Stated problem:
Gather all lines with the word "специалист" in them.

────────────────────────────────────────

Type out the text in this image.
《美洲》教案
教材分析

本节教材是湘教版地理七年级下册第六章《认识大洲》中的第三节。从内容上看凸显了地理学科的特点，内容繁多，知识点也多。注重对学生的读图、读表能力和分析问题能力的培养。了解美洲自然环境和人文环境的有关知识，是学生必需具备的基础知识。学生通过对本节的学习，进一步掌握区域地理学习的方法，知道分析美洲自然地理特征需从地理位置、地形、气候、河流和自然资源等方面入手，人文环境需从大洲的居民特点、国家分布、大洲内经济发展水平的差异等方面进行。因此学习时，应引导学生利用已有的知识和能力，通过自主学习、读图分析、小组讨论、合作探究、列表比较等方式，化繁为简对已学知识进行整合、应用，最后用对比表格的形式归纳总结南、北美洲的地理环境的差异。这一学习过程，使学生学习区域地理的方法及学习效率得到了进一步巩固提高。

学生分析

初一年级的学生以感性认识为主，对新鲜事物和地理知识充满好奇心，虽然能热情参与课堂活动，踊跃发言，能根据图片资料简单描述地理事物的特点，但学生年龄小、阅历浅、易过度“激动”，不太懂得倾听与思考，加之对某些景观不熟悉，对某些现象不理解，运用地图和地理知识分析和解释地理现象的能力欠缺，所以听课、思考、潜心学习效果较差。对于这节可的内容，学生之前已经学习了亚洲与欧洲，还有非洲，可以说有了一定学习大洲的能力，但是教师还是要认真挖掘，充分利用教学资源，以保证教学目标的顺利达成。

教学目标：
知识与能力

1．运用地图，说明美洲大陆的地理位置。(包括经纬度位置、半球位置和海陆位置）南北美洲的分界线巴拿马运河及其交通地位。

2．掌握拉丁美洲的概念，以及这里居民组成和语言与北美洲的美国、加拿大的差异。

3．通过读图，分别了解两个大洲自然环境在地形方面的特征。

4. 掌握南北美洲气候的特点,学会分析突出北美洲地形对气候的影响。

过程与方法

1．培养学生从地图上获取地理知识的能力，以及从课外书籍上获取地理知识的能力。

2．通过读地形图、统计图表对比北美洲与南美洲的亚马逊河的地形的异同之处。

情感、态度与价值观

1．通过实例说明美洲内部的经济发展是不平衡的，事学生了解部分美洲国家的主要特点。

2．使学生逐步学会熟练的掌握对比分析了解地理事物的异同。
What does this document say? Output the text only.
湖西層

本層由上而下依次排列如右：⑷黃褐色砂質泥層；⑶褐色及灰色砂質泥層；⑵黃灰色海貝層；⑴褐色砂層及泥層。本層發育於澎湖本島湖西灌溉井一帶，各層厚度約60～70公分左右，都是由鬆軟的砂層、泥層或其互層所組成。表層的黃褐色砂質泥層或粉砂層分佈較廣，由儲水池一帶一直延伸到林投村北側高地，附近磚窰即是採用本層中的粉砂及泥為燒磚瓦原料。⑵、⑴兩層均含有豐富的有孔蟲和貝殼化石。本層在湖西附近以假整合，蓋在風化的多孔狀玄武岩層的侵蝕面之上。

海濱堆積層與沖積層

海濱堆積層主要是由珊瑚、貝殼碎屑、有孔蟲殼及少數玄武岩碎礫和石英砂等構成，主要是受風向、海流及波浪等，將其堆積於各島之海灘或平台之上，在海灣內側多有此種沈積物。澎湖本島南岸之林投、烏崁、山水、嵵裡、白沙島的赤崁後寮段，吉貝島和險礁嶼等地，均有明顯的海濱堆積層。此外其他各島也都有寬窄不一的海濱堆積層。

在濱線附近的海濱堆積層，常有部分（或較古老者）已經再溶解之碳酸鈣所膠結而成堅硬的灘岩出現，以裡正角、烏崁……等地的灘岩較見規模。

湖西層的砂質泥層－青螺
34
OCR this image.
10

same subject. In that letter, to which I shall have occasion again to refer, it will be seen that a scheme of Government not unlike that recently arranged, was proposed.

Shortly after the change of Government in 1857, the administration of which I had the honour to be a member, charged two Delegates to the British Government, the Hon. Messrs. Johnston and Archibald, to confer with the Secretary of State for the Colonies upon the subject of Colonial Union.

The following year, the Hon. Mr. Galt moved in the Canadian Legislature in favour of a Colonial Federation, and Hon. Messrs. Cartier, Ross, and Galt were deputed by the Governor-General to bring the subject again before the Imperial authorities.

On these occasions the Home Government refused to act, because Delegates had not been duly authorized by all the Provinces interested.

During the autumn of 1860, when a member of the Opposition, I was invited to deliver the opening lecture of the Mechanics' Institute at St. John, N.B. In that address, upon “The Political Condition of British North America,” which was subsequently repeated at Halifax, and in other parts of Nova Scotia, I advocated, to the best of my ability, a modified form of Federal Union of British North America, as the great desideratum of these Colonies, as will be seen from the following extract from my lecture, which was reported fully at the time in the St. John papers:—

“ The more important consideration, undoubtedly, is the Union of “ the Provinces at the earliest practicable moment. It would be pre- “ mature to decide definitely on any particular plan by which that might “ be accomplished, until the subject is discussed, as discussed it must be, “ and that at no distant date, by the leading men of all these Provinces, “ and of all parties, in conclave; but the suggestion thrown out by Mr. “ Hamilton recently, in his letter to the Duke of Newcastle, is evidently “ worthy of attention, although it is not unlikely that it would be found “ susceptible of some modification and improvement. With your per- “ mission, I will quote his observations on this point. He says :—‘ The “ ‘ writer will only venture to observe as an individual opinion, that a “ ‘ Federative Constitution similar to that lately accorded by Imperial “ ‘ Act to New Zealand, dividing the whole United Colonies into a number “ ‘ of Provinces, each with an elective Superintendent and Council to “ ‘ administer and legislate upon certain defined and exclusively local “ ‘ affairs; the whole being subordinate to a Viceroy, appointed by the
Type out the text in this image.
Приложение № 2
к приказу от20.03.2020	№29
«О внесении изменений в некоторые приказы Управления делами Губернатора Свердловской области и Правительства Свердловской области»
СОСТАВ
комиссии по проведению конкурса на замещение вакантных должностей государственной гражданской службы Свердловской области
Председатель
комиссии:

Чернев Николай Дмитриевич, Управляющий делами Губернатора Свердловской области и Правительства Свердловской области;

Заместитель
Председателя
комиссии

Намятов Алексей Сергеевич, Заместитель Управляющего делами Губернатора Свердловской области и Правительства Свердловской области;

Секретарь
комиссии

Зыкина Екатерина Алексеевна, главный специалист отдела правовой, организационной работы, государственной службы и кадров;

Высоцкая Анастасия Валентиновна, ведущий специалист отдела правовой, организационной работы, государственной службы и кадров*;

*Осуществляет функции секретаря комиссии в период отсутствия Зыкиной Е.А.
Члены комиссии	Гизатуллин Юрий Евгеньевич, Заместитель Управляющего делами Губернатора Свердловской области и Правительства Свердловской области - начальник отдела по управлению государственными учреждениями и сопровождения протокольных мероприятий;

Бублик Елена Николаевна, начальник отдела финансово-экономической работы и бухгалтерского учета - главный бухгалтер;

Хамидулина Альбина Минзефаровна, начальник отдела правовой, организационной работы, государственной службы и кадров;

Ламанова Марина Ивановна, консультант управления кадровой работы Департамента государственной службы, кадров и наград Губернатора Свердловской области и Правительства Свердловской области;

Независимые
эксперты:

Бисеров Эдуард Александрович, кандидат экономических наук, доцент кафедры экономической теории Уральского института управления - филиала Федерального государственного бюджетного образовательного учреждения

────────────────────────────────────────

Solution:
Зыкина Екатерина Алексеевна, главный специалист отдела правовой, организационной работы, государственной службы и кадров;
Высоцкая Анастасия Валентиновна, ведущий специалист отдела правовой, организационной работы, государственной службы и кадров*;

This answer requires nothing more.